Exactly as written, please set down all of the entries again, with no pictures.

>> Start Exercise inputs

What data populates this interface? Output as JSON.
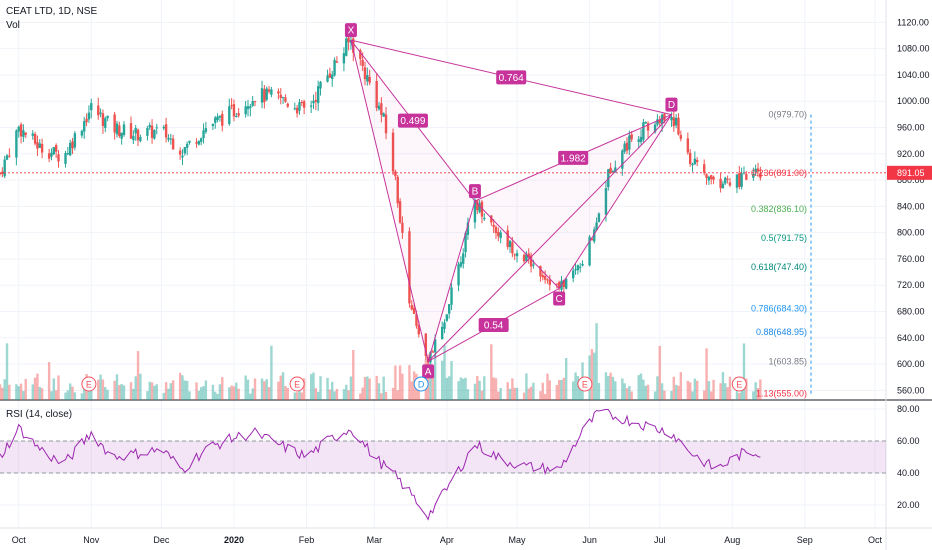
{
  "header": {
    "title": "CEAT LTD, 1D, NSE",
    "vol_label": "Vol",
    "rsi_label": "RSI (14, close)"
  },
  "price_axis": {
    "ticks": [
      "1120.00",
      "1080.00",
      "1040.00",
      "1000.00",
      "960.00",
      "920.00",
      "880.00",
      "840.00",
      "800.00",
      "760.00",
      "720.00",
      "680.00",
      "640.00",
      "600.00",
      "560.00"
    ],
    "last_price": "891.05"
  },
  "rsi_axis": {
    "ticks": [
      "80.00",
      "60.00",
      "40.00",
      "20.00"
    ]
  },
  "time_axis": {
    "labels": [
      "Oct",
      "Nov",
      "Dec",
      "2020",
      "Feb",
      "Mar",
      "Apr",
      "May",
      "Jun",
      "Jul",
      "Aug",
      "Sep",
      "Oct"
    ]
  },
  "pattern": {
    "points": [
      {
        "label": "X",
        "date": "2020-02-20",
        "price": 1093
      },
      {
        "label": "A",
        "date": "2020-03-24",
        "price": 604
      },
      {
        "label": "B",
        "date": "2020-04-13",
        "price": 848
      },
      {
        "label": "C",
        "date": "2020-05-19",
        "price": 715
      },
      {
        "label": "D",
        "date": "2020-07-06",
        "price": 979.7
      }
    ],
    "ratios": [
      {
        "value": "0.499",
        "from": "X",
        "to": "B",
        "via": "A"
      },
      {
        "value": "0.764",
        "from": "X",
        "to": "D",
        "via": "A"
      },
      {
        "value": "0.54",
        "from": "A",
        "to": "C",
        "via": "B"
      },
      {
        "value": "1.982",
        "from": "B",
        "to": "D",
        "via": "C"
      }
    ],
    "color": "#c7339b"
  },
  "fib_levels": [
    {
      "label": "0(979.70)",
      "price": 979.7,
      "color": "#787b86"
    },
    {
      "label": "0.236(891.00)",
      "price": 891.0,
      "color": "#f23645"
    },
    {
      "label": "0.382(836.10)",
      "price": 836.1,
      "color": "#4caf50"
    },
    {
      "label": "0.5(791.75)",
      "price": 791.75,
      "color": "#089981"
    },
    {
      "label": "0.618(747.40)",
      "price": 747.4,
      "color": "#00897b"
    },
    {
      "label": "0.786(684.30)",
      "price": 684.3,
      "color": "#2196f3"
    },
    {
      "label": "0.88(648.95)",
      "price": 648.95,
      "color": "#1e88e5"
    },
    {
      "label": "1(603.85)",
      "price": 603.85,
      "color": "#787b86"
    },
    {
      "label": "1.13(555.00)",
      "price": 555.0,
      "color": "#f23645"
    }
  ],
  "earnings_markers": [
    {
      "label": "E",
      "date": "2019-10-31"
    },
    {
      "label": "E",
      "date": "2020-01-28"
    },
    {
      "label": "E",
      "date": "2020-05-30"
    },
    {
      "label": "E",
      "date": "2020-08-04"
    }
  ],
  "dividend_marker": {
    "label": "D",
    "date": "2020-03-21"
  },
  "colors": {
    "up": "#26a69a",
    "down": "#ef5350",
    "rsi_line": "#9c27b0",
    "rsi_band": "rgba(156,39,176,0.12)",
    "last_price_bg": "#f23645",
    "grid": "#f0f3fa"
  },
  "chart_data": {
    "type": "line",
    "title": "CEAT LTD, 1D, NSE",
    "price_ylim": [
      550,
      1140
    ],
    "rsi_ylim": [
      10,
      85
    ],
    "price_series": {
      "name": "CEAT LTD",
      "x": [
        "2019-09-23",
        "2019-10-01",
        "2019-10-10",
        "2019-10-20",
        "2019-11-01",
        "2019-11-10",
        "2019-11-20",
        "2019-12-01",
        "2019-12-10",
        "2019-12-20",
        "2020-01-01",
        "2020-01-10",
        "2020-01-20",
        "2020-02-01",
        "2020-02-10",
        "2020-02-20",
        "2020-03-01",
        "2020-03-05",
        "2020-03-10",
        "2020-03-16",
        "2020-03-24",
        "2020-04-01",
        "2020-04-13",
        "2020-04-25",
        "2020-05-05",
        "2020-05-19",
        "2020-05-30",
        "2020-06-10",
        "2020-06-20",
        "2020-07-06",
        "2020-07-15",
        "2020-07-25",
        "2020-08-05",
        "2020-08-13"
      ],
      "y": [
        890,
        960,
        930,
        915,
        990,
        960,
        950,
        955,
        925,
        960,
        985,
        1010,
        1005,
        985,
        1040,
        1093,
        1010,
        970,
        880,
        700,
        604,
        680,
        848,
        790,
        760,
        715,
        760,
        900,
        950,
        979.7,
        905,
        875,
        880,
        891
      ]
    },
    "rsi_series": {
      "name": "RSI",
      "x": [
        "2019-09-23",
        "2019-10-01",
        "2019-10-10",
        "2019-10-20",
        "2019-11-01",
        "2019-11-10",
        "2019-11-20",
        "2019-12-01",
        "2019-12-10",
        "2019-12-20",
        "2020-01-01",
        "2020-01-10",
        "2020-01-20",
        "2020-02-01",
        "2020-02-10",
        "2020-02-20",
        "2020-03-01",
        "2020-03-10",
        "2020-03-16",
        "2020-03-24",
        "2020-04-01",
        "2020-04-13",
        "2020-04-25",
        "2020-05-05",
        "2020-05-19",
        "2020-05-30",
        "2020-06-05",
        "2020-06-20",
        "2020-07-06",
        "2020-07-15",
        "2020-07-25",
        "2020-08-05",
        "2020-08-13"
      ],
      "y": [
        50,
        68,
        55,
        45,
        65,
        50,
        52,
        55,
        42,
        55,
        62,
        65,
        58,
        50,
        60,
        68,
        50,
        38,
        28,
        13,
        30,
        58,
        48,
        44,
        42,
        68,
        78,
        72,
        65,
        52,
        42,
        52,
        53
      ]
    },
    "rsi_bands": [
      40,
      60
    ]
  }
}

>> End Exercise inputs

### [Solution to this problem]
What data populates this interface? Output as JSON.
{
  "header": {
    "title": "CEAT LTD, 1D, NSE",
    "vol_label": "Vol",
    "rsi_label": "RSI (14, close)"
  },
  "price_axis": {
    "ticks": [
      "1120.00",
      "1080.00",
      "1040.00",
      "1000.00",
      "960.00",
      "920.00",
      "880.00",
      "840.00",
      "800.00",
      "760.00",
      "720.00",
      "680.00",
      "640.00",
      "600.00",
      "560.00"
    ],
    "last_price": "891.05"
  },
  "rsi_axis": {
    "ticks": [
      "80.00",
      "60.00",
      "40.00",
      "20.00"
    ]
  },
  "time_axis": {
    "labels": [
      "Oct",
      "Nov",
      "Dec",
      "2020",
      "Feb",
      "Mar",
      "Apr",
      "May",
      "Jun",
      "Jul",
      "Aug",
      "Sep",
      "Oct"
    ]
  },
  "pattern": {
    "points": [
      {
        "label": "X",
        "date": "2020-02-20",
        "price": 1093
      },
      {
        "label": "A",
        "date": "2020-03-24",
        "price": 604
      },
      {
        "label": "B",
        "date": "2020-04-13",
        "price": 848
      },
      {
        "label": "C",
        "date": "2020-05-19",
        "price": 715
      },
      {
        "label": "D",
        "date": "2020-07-06",
        "price": 979.7
      }
    ],
    "ratios": [
      {
        "value": "0.499",
        "from": "X",
        "to": "B",
        "via": "A"
      },
      {
        "value": "0.764",
        "from": "X",
        "to": "D",
        "via": "A"
      },
      {
        "value": "0.54",
        "from": "A",
        "to": "C",
        "via": "B"
      },
      {
        "value": "1.982",
        "from": "B",
        "to": "D",
        "via": "C"
      }
    ],
    "color": "#c7339b"
  },
  "fib_levels": [
    {
      "label": "0(979.70)",
      "price": 979.7,
      "color": "#787b86"
    },
    {
      "label": "0.236(891.00)",
      "price": 891.0,
      "color": "#f23645"
    },
    {
      "label": "0.382(836.10)",
      "price": 836.1,
      "color": "#4caf50"
    },
    {
      "label": "0.5(791.75)",
      "price": 791.75,
      "color": "#089981"
    },
    {
      "label": "0.618(747.40)",
      "price": 747.4,
      "color": "#00897b"
    },
    {
      "label": "0.786(684.30)",
      "price": 684.3,
      "color": "#2196f3"
    },
    {
      "label": "0.88(648.95)",
      "price": 648.95,
      "color": "#1e88e5"
    },
    {
      "label": "1(603.85)",
      "price": 603.85,
      "color": "#787b86"
    },
    {
      "label": "1.13(555.00)",
      "price": 555.0,
      "color": "#f23645"
    }
  ],
  "earnings_markers": [
    {
      "label": "E",
      "date": "2019-10-31"
    },
    {
      "label": "E",
      "date": "2020-01-28"
    },
    {
      "label": "E",
      "date": "2020-05-30"
    },
    {
      "label": "E",
      "date": "2020-08-04"
    }
  ],
  "dividend_marker": {
    "label": "D",
    "date": "2020-03-21"
  },
  "colors": {
    "up": "#26a69a",
    "down": "#ef5350",
    "rsi_line": "#9c27b0",
    "rsi_band": "rgba(156,39,176,0.12)",
    "last_price_bg": "#f23645",
    "grid": "#f0f3fa"
  },
  "chart_data": {
    "type": "line",
    "title": "CEAT LTD, 1D, NSE",
    "price_ylim": [
      550,
      1140
    ],
    "rsi_ylim": [
      10,
      85
    ],
    "price_series": {
      "name": "CEAT LTD",
      "x": [
        "2019-09-23",
        "2019-10-01",
        "2019-10-10",
        "2019-10-20",
        "2019-11-01",
        "2019-11-10",
        "2019-11-20",
        "2019-12-01",
        "2019-12-10",
        "2019-12-20",
        "2020-01-01",
        "2020-01-10",
        "2020-01-20",
        "2020-02-01",
        "2020-02-10",
        "2020-02-20",
        "2020-03-01",
        "2020-03-05",
        "2020-03-10",
        "2020-03-16",
        "2020-03-24",
        "2020-04-01",
        "2020-04-13",
        "2020-04-25",
        "2020-05-05",
        "2020-05-19",
        "2020-05-30",
        "2020-06-10",
        "2020-06-20",
        "2020-07-06",
        "2020-07-15",
        "2020-07-25",
        "2020-08-05",
        "2020-08-13"
      ],
      "y": [
        890,
        960,
        930,
        915,
        990,
        960,
        950,
        955,
        925,
        960,
        985,
        1010,
        1005,
        985,
        1040,
        1093,
        1010,
        970,
        880,
        700,
        604,
        680,
        848,
        790,
        760,
        715,
        760,
        900,
        950,
        979.7,
        905,
        875,
        880,
        891
      ]
    },
    "rsi_series": {
      "name": "RSI",
      "x": [
        "2019-09-23",
        "2019-10-01",
        "2019-10-10",
        "2019-10-20",
        "2019-11-01",
        "2019-11-10",
        "2019-11-20",
        "2019-12-01",
        "2019-12-10",
        "2019-12-20",
        "2020-01-01",
        "2020-01-10",
        "2020-01-20",
        "2020-02-01",
        "2020-02-10",
        "2020-02-20",
        "2020-03-01",
        "2020-03-10",
        "2020-03-16",
        "2020-03-24",
        "2020-04-01",
        "2020-04-13",
        "2020-04-25",
        "2020-05-05",
        "2020-05-19",
        "2020-05-30",
        "2020-06-05",
        "2020-06-20",
        "2020-07-06",
        "2020-07-15",
        "2020-07-25",
        "2020-08-05",
        "2020-08-13"
      ],
      "y": [
        50,
        68,
        55,
        45,
        65,
        50,
        52,
        55,
        42,
        55,
        62,
        65,
        58,
        50,
        60,
        68,
        50,
        38,
        28,
        13,
        30,
        58,
        48,
        44,
        42,
        68,
        78,
        72,
        65,
        52,
        42,
        52,
        53
      ]
    },
    "rsi_bands": [
      40,
      60
    ]
  }
}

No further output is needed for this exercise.